*OBJECTIVE*.
Starting at the line that holds "What does this", copy every line exactly through the end of the data, and no others.

*TASK DATA*.
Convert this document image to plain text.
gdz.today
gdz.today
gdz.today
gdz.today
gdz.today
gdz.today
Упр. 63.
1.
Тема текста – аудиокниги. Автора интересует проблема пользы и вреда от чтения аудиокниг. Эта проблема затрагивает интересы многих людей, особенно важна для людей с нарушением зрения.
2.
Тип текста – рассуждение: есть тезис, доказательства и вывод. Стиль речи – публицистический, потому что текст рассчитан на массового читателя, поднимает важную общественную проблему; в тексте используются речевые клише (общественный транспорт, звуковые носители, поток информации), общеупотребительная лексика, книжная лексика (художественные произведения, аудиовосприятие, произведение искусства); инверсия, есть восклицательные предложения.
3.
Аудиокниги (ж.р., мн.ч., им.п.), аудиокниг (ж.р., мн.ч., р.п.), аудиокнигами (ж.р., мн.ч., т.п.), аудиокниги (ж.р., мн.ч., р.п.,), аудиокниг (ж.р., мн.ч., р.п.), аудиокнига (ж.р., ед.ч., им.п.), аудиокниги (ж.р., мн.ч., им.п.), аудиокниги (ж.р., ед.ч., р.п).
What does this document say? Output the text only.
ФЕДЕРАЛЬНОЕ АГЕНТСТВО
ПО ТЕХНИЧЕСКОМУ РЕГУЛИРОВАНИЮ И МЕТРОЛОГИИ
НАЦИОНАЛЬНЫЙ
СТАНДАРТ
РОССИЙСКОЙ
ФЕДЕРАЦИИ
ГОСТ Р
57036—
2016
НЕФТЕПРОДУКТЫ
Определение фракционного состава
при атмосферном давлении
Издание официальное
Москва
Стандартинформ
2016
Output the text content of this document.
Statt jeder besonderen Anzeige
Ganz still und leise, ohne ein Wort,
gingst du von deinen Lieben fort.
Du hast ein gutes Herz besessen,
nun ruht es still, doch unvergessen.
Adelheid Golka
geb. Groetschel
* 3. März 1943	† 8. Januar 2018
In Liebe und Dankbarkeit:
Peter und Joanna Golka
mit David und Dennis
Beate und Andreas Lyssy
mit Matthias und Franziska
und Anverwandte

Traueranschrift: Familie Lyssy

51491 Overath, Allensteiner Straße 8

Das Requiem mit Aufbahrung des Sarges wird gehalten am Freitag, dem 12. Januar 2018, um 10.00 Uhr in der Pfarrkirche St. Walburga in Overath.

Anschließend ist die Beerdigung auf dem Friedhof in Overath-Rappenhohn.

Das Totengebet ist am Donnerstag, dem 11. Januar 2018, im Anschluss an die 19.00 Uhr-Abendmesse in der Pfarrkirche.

*WRITTEN REPLY*.
What does this document say? Output the text only.
ФЕДЕРАЛЬНОЕ АГЕНТСТВО
ПО ТЕХНИЧЕСКОМУ РЕГУЛИРОВАНИЮ И МЕТРОЛОГИИ
НАЦИОНАЛЬНЫЙ
СТАНДАРТ
РОССИЙСКОЙ
ФЕДЕРАЦИИ
ГОСТ Р
57036—
2016
НЕФТЕПРОДУКТЫ
Определение фракционного состава
при атмосферном давлении
Издание официальное
Москва
Стандартинформ
2016
Output the text content of this document.
Statt jeder besonderen Anzeige
Ganz still und leise, ohne ein Wort,
gingst du von deinen Lieben fort.
Du hast ein gutes Herz besessen,
nun ruht es still, doch unvergessen.
Adelheid Golka
geb. Groetschel
* 3. März 1943	† 8. Januar 2018
In Liebe und Dankbarkeit:
Peter und Joanna Golka
mit David und Dennis
Beate und Andreas Lyssy
mit Matthias und Franziska
und Anverwandte

Traueranschrift: Familie Lyssy

51491 Overath, Allensteiner Straße 8

Das Requiem mit Aufbahrung des Sarges wird gehalten am Freitag, dem 12. Januar 2018, um 10.00 Uhr in der Pfarrkirche St. Walburga in Overath.

Anschließend ist die Beerdigung auf dem Friedhof in Overath-Rappenhohn.

Das Totengebet ist am Donnerstag, dem 11. Januar 2018, im Anschluss an die 19.00 Uhr-Abendmesse in der Pfarrkirche.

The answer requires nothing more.